### PROMPT
Reproduce the data that follows in its entirety, character for character.

[Records from a data collection]
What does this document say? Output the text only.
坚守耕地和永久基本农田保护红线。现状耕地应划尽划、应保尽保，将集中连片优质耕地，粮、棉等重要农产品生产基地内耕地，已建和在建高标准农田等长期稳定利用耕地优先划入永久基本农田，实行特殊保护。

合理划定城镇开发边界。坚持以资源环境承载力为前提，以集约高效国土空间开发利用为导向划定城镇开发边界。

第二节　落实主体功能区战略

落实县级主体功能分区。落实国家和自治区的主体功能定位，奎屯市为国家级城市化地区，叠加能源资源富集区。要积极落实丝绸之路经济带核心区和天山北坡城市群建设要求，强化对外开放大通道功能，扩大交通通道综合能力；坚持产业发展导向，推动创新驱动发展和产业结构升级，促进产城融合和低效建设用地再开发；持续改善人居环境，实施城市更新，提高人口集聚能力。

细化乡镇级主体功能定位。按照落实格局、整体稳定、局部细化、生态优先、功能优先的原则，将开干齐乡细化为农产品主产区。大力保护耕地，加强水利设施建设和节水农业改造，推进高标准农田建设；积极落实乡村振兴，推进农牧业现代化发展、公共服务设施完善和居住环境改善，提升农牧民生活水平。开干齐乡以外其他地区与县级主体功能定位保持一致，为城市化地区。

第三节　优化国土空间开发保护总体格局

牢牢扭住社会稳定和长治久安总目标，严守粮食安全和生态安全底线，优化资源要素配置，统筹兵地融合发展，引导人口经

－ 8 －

### WRITTEN REPLY
What does this document say? Output the text only.
坚守耕地和永久基本农田保护红线。现状耕地应划尽划、应保尽保，将集中连片优质耕地，粮、棉等重要农产品生产基地内耕地，已建和在建高标准农田等长期稳定利用耕地优先划入永久基本农田，实行特殊保护。

合理划定城镇开发边界。坚持以资源环境承载力为前提，以集约高效国土空间开发利用为导向划定城镇开发边界。

第二节　落实主体功能区战略

落实县级主体功能分区。落实国家和自治区的主体功能定位，奎屯市为国家级城市化地区，叠加能源资源富集区。要积极落实丝绸之路经济带核心区和天山北坡城市群建设要求，强化对外开放大通道功能，扩大交通通道综合能力；坚持产业发展导向，推动创新驱动发展和产业结构升级，促进产城融合和低效建设用地再开发；持续改善人居环境，实施城市更新，提高人口集聚能力。

细化乡镇级主体功能定位。按照落实格局、整体稳定、局部细化、生态优先、功能优先的原则，将开干齐乡细化为农产品主产区。大力保护耕地，加强水利设施建设和节水农业改造，推进高标准农田建设；积极落实乡村振兴，推进农牧业现代化发展、公共服务设施完善和居住环境改善，提升农牧民生活水平。开干齐乡以外其他地区与县级主体功能定位保持一致，为城市化地区。

第三节　优化国土空间开发保护总体格局

牢牢扭住社会稳定和长治久安总目标，严守粮食安全和生态安全底线，优化资源要素配置，统筹兵地融合发展，引导人口经

－ 8 －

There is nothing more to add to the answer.